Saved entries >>
>> Begin

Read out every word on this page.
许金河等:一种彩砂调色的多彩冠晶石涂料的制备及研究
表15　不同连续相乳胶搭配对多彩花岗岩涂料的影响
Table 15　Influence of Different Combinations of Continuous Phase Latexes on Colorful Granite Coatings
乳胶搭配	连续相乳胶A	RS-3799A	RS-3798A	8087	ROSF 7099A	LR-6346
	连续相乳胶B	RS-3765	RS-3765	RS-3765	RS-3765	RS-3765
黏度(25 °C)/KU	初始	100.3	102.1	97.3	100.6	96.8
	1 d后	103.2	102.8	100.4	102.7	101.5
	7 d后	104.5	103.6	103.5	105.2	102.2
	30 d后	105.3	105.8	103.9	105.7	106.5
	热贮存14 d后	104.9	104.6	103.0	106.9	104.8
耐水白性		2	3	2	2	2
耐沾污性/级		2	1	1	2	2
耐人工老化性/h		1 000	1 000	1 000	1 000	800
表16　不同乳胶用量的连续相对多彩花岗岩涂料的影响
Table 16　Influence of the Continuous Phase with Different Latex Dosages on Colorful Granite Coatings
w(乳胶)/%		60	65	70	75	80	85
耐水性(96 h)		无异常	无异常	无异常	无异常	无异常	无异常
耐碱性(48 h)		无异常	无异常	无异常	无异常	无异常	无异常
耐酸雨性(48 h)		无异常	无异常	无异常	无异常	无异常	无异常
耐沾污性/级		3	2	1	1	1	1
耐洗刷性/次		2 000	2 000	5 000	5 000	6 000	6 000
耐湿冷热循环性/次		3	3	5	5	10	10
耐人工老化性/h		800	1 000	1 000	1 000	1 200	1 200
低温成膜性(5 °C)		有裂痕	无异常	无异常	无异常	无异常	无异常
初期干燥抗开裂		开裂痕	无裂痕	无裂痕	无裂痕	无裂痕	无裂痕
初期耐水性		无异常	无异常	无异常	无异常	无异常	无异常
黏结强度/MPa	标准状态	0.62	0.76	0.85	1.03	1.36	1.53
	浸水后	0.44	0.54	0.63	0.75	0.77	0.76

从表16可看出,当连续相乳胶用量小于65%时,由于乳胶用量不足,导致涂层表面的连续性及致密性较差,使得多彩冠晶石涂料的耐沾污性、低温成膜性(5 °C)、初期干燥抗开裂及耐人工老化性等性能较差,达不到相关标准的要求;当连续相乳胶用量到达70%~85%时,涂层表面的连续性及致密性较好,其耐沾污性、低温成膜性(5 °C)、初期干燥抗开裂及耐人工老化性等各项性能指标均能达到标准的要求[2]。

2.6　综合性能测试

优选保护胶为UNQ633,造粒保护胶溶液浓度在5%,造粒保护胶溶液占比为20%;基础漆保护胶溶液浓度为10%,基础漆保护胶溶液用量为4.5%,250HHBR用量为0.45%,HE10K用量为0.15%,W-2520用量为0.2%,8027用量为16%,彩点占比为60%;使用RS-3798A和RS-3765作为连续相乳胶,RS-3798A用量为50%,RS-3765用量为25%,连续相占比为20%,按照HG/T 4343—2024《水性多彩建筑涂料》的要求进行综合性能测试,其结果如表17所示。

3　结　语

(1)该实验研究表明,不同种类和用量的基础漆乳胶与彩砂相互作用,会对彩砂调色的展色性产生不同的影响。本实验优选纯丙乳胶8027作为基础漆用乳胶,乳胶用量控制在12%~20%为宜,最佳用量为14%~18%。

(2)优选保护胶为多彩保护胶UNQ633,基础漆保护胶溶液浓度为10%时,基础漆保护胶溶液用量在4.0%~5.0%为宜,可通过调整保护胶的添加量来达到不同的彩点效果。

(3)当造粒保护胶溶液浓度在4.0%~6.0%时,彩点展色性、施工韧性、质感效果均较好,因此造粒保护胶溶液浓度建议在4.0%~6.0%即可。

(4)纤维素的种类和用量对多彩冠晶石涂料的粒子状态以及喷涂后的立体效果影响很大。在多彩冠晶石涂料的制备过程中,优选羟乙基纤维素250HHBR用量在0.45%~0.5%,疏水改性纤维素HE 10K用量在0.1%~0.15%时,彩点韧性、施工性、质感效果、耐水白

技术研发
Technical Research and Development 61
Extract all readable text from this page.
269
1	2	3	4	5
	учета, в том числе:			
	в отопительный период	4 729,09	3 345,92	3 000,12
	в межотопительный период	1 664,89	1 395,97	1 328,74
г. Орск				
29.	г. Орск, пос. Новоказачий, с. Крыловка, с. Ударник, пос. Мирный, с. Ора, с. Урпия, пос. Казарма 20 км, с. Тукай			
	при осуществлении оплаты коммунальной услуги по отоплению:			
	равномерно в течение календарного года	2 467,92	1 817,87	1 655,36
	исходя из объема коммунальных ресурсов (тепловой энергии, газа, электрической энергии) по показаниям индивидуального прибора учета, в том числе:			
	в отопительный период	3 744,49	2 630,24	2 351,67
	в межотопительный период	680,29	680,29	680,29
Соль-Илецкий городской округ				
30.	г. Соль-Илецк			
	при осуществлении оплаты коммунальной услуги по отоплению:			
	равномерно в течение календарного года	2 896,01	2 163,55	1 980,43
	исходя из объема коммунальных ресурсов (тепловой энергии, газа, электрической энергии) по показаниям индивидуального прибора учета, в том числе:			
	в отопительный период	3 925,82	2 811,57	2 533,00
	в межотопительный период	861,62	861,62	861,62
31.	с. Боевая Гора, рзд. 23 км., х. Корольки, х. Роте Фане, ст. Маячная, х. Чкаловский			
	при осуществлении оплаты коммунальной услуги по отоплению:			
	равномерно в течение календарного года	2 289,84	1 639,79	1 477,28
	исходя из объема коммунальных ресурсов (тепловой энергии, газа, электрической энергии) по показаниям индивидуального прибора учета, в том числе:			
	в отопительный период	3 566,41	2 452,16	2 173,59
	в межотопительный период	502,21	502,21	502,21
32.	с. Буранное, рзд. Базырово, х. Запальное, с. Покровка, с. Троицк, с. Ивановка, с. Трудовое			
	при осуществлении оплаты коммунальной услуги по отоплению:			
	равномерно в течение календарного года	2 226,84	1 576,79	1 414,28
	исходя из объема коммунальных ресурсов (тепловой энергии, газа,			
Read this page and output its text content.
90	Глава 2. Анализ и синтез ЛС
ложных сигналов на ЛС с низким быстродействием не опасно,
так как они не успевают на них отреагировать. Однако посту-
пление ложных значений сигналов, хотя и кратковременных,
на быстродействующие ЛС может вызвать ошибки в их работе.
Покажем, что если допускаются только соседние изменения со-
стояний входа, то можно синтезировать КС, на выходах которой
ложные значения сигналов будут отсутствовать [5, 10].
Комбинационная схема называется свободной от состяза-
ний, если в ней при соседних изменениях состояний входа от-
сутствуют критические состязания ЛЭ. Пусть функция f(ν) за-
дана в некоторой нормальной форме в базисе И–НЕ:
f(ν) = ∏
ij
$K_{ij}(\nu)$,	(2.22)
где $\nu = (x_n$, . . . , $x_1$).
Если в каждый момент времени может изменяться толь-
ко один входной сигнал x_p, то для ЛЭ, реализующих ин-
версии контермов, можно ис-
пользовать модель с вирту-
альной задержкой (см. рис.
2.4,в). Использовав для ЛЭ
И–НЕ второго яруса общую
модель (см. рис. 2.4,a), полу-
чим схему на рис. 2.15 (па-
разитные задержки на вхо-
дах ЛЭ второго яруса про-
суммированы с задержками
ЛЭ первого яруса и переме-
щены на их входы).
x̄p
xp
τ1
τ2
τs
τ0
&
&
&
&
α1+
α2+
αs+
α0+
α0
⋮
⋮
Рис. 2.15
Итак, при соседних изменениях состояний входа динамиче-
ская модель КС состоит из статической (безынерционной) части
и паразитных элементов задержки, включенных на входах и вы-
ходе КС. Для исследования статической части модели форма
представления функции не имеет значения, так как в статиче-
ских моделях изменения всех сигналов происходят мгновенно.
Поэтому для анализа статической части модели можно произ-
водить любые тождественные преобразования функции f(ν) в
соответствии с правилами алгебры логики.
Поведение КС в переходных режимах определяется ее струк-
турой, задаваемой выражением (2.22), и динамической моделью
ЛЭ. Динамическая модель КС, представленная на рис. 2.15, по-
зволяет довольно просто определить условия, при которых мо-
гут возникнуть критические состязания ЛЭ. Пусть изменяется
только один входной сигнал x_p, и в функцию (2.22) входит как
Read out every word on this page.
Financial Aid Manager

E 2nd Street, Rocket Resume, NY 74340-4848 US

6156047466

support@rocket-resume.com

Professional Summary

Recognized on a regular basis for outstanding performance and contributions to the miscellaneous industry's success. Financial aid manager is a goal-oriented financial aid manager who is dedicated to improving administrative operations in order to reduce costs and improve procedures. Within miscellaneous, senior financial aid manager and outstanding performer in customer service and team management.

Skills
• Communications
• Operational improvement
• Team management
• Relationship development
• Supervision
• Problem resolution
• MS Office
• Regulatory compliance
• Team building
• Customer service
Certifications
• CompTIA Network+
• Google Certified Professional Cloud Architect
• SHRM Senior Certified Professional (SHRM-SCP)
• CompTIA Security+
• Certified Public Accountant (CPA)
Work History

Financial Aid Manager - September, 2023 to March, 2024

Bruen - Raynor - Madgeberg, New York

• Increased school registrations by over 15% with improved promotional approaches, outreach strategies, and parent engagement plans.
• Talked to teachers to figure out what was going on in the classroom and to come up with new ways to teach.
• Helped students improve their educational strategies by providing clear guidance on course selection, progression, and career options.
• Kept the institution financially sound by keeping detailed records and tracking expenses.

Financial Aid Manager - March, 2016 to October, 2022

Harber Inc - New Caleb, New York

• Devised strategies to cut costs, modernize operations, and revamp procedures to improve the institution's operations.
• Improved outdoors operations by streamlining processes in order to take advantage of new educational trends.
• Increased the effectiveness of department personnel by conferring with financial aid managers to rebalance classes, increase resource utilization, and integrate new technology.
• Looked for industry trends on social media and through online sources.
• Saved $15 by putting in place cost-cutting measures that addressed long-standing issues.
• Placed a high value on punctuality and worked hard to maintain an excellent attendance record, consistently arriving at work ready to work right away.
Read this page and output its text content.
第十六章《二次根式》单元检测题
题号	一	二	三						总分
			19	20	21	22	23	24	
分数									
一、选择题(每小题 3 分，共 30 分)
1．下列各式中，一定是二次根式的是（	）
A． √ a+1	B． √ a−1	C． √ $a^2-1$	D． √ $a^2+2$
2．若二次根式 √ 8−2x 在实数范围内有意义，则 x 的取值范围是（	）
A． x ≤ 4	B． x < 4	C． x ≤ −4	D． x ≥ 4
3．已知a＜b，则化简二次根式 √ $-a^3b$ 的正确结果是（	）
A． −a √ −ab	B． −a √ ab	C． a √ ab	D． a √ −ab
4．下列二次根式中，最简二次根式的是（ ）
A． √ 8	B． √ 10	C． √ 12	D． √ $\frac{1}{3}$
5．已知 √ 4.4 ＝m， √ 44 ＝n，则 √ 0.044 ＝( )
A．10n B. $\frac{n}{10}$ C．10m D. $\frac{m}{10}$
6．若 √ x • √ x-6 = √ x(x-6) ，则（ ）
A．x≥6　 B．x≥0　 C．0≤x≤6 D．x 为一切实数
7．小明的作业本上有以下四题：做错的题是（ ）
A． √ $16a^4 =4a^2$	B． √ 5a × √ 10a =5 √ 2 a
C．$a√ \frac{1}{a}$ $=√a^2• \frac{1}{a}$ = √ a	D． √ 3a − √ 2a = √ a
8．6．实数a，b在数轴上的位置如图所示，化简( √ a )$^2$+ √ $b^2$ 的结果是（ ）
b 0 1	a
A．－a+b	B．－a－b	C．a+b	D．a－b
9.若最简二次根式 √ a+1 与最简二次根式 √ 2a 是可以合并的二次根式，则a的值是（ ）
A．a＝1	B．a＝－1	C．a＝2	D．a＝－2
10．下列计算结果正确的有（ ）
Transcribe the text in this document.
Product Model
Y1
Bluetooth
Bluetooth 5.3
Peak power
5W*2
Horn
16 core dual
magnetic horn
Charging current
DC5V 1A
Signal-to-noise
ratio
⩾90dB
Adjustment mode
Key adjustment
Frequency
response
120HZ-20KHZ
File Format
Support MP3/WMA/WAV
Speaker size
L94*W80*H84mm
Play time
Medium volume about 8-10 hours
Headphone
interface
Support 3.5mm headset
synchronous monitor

>> End

Problem >> Locate the string "Different" in the listing above and copy every line where it occurs.

The response >>
Table 15　Influence of Different Combinations of Continuous Phase Latexes on Colorful Granite Coatings
Table 16　Influence of the Continuous Phase with Different Latex Dosages on Colorful Granite Coatings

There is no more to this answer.